:: Prompt ::
Your task is to repeat all of the material exactly.

Stored items from a collection
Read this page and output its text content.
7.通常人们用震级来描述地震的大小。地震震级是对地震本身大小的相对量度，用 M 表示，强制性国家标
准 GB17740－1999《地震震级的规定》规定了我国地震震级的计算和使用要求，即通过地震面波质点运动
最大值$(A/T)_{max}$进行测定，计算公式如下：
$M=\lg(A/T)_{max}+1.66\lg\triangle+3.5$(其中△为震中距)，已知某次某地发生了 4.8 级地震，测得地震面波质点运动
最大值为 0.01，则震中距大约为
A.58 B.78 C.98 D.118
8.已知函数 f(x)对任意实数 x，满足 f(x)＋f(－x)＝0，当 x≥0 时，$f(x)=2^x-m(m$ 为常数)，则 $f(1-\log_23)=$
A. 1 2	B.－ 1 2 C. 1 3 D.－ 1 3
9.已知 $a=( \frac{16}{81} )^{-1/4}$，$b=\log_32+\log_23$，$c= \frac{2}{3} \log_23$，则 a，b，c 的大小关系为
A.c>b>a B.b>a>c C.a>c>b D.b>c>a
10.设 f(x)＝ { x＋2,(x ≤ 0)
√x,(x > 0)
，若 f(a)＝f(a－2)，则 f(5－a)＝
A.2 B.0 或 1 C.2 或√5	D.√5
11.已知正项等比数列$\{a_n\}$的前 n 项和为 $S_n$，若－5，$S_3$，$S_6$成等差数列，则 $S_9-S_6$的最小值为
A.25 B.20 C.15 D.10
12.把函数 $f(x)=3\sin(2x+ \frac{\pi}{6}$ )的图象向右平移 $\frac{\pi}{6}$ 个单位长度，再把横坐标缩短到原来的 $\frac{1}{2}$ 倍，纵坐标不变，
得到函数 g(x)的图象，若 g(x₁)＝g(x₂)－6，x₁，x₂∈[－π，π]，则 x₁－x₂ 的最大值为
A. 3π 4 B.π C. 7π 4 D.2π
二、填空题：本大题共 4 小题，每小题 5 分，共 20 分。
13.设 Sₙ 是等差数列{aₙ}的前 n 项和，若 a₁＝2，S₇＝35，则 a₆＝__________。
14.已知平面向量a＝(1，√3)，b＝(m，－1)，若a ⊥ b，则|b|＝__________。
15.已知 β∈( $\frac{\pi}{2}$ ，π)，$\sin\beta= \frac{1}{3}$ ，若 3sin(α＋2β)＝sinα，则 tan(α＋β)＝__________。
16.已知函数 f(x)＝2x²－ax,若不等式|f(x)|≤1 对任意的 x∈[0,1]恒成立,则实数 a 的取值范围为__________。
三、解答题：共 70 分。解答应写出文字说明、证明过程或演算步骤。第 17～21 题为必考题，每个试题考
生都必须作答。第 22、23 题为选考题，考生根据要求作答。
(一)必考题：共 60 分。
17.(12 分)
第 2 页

:: Task answer ::
Read this page and output its text content.
7.通常人们用震级来描述地震的大小。地震震级是对地震本身大小的相对量度，用 M 表示，强制性国家标
准 GB17740－1999《地震震级的规定》规定了我国地震震级的计算和使用要求，即通过地震面波质点运动
最大值$(A/T)_{max}$进行测定，计算公式如下：
$M=\lg(A/T)_{max}+1.66\lg\triangle+3.5$(其中△为震中距)，已知某次某地发生了 4.8 级地震，测得地震面波质点运动
最大值为 0.01，则震中距大约为
A.58 B.78 C.98 D.118
8.已知函数 f(x)对任意实数 x，满足 f(x)＋f(－x)＝0，当 x≥0 时，$f(x)=2^x-m(m$ 为常数)，则 $f(1-\log_23)=$
A. 1 2	B.－ 1 2 C. 1 3 D.－ 1 3
9.已知 $a=( \frac{16}{81} )^{-1/4}$，$b=\log_32+\log_23$，$c= \frac{2}{3} \log_23$，则 a，b，c 的大小关系为
A.c>b>a B.b>a>c C.a>c>b D.b>c>a
10.设 f(x)＝ { x＋2,(x ≤ 0)
√x,(x > 0)
，若 f(a)＝f(a－2)，则 f(5－a)＝
A.2 B.0 或 1 C.2 或√5	D.√5
11.已知正项等比数列$\{a_n\}$的前 n 项和为 $S_n$，若－5，$S_3$，$S_6$成等差数列，则 $S_9-S_6$的最小值为
A.25 B.20 C.15 D.10
12.把函数 $f(x)=3\sin(2x+ \frac{\pi}{6}$ )的图象向右平移 $\frac{\pi}{6}$ 个单位长度，再把横坐标缩短到原来的 $\frac{1}{2}$ 倍，纵坐标不变，
得到函数 g(x)的图象，若 g(x₁)＝g(x₂)－6，x₁，x₂∈[－π，π]，则 x₁－x₂ 的最大值为
A. 3π 4 B.π C. 7π 4 D.2π
二、填空题：本大题共 4 小题，每小题 5 分，共 20 分。
13.设 Sₙ 是等差数列{aₙ}的前 n 项和，若 a₁＝2，S₇＝35，则 a₆＝__________。
14.已知平面向量a＝(1，√3)，b＝(m，－1)，若a ⊥ b，则|b|＝__________。
15.已知 β∈( $\frac{\pi}{2}$ ，π)，$\sin\beta= \frac{1}{3}$ ，若 3sin(α＋2β)＝sinα，则 tan(α＋β)＝__________。
16.已知函数 f(x)＝2x²－ax,若不等式|f(x)|≤1 对任意的 x∈[0,1]恒成立,则实数 a 的取值范围为__________。
三、解答题：共 70 分。解答应写出文字说明、证明过程或演算步骤。第 17～21 题为必考题，每个试题考
生都必须作答。第 22、23 题为选考题，考生根据要求作答。
(一)必考题：共 60 分。
17.(12 分)
第 2 页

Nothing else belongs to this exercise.